### STATED EXERCISE 1
Transcribe the part of the Bitter Harvest review that opens with the words containing "Veteran auteur George" and closes with "famine of ‘Holodomor’.".
### STATED EXERCISE 2
According to the Bitter Harvest review, in which country was director George Mendeluk born?

### SUPPLIED PASSAGE
..........

Dir.: George Mendeluk; Cast: Max Irons, Samantha Barks, Terence Stamp, Gary Oliver, Tamar Hassan; Canada 2016, 103 min.
Veteran auteur George Mendeluk was born of Ukrainian descent in Germany and emigrated to Canada where he worked in television and the US (Alfred Hitchcock Presents, Miami Vice). BITTER HARVEST recreates one of the most dramatic episodes of the 20th century where in early 1930s Ukraine, Joseph Stalin caused mass starvation with an economic policy of collectivisation which led to his man-made famine of ‘Holodomor’.
After the idyllic opening scenes in a Ukrainian village where schoolboy Yuri (Irons) battles to save his childhood love Natalka, comes the Russian October revolution and the death of Tsar and his family, an event that is celebrated by the Ukrainians. For a few years Lenin has his hands full with the Civil War, and the country enjoys freedom and prosperity. But this would change dramatically when Stalin came to power forcing collectivization on all the farmers in the Soviet Union. Ukraine was then the “bread basket of Europe”, and suffered horrendously from the results of this policy. By the mid 1920s, before Stalin had killed or exiled his political enemies and established his dictatorship, Yuri (Irons) has grown up into a handsome young man, but contrary to his father and grandfather Ivan (Stamp), who were warmongers, Yuri is only interested in painting and Natalka (Barks). His friends leave for Kiev, to take part in the a new revolutionary art movement. When Yuri later joins them at the art academy – Natalka stays in the village to look after his sick mother. But the wind is changing: Stalin policies not only mean the end of any independence for the Ukraine, but also the death of a true revolutionary, modern art: in painting this is replaced by a drab soviet-style-realism. At the beginning of 1932 Stalin (Oliver), has decided to destroy the “Kulak class” – in reality independent farmers, not rich feudal lords, as Stalin called them. With Yuri in prison in Kiev, and one of his friends, a leader of the Ukrainian Communist Party, commits suicide and his family and Natalka are brutally repressed: they are led by the sadistic Sergei (Hassan), who fancies Natalka, and humiliates her. Yuri has escaped from prison, joining his family in the bloody uprising against the Russian troops. Whilst his father and grandfather are killed, Yuri and Natalka, who has lost her baby, escape with a young boy, they have adopted, trying to escape, they flee to the Polish border.

..........

### DATA SEGMENT

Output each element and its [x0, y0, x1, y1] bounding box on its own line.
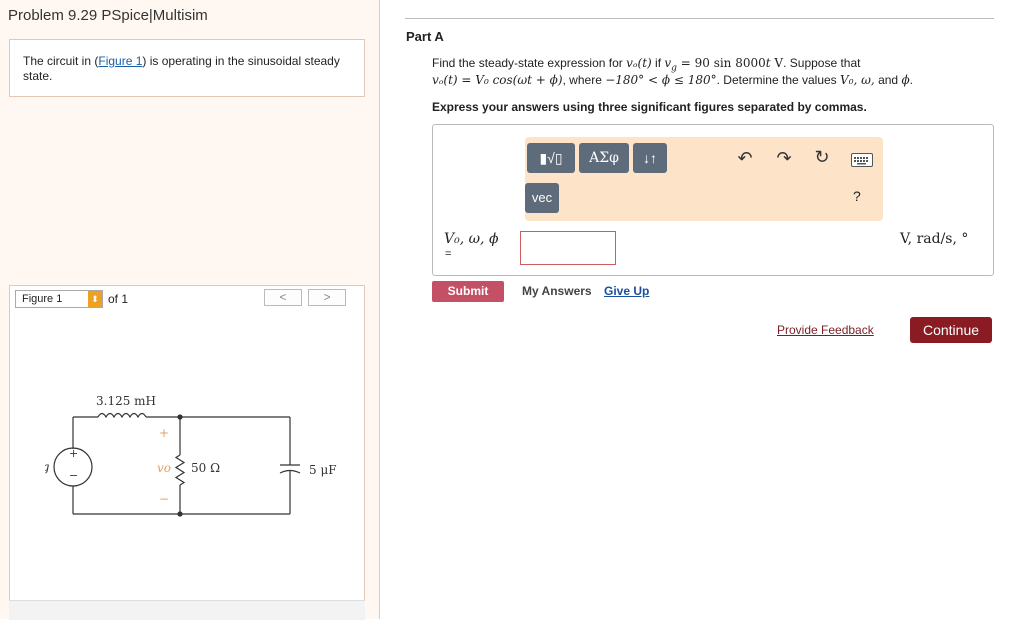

..........

### CORRECT RESULT 1
Veteran auteur George Mendeluk was born of Ukrainian descent in Germany and emigrated to Canada where he worked in television and the US (Alfred Hitchcock Presents, Miami Vice). BITTER HARVEST recreates one of the most dramatic episodes of the 20th century where in early 1930s Ukraine, Joseph Stalin caused mass starvation with an economic policy of collectivisation which led to his man-made famine of ‘Holodomor’.

### CORRECT RESULT 2
Germany.